## BEGIN Data shown
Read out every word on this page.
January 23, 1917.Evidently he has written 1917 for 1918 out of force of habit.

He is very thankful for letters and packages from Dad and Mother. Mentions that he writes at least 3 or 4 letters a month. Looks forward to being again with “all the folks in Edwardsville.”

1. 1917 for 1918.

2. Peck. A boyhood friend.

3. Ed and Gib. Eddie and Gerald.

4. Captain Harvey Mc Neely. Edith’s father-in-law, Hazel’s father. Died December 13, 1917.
## END Data shown
What is needed: Copy out the whole listing exactly; please set it all down.

Result:
Read out every word on this page.
January 23, 1917.Evidently he has written 1917 for 1918 out of force of habit.

He is very thankful for letters and packages from Dad and Mother. Mentions that he writes at least 3 or 4 letters a month. Looks forward to being again with “all the folks in Edwardsville.”

1. 1917 for 1918.

2. Peck. A boyhood friend.

3. Ed and Gib. Eddie and Gerald.

4. Captain Harvey Mc Neely. Edith’s father-in-law, Hazel’s father. Died December 13, 1917.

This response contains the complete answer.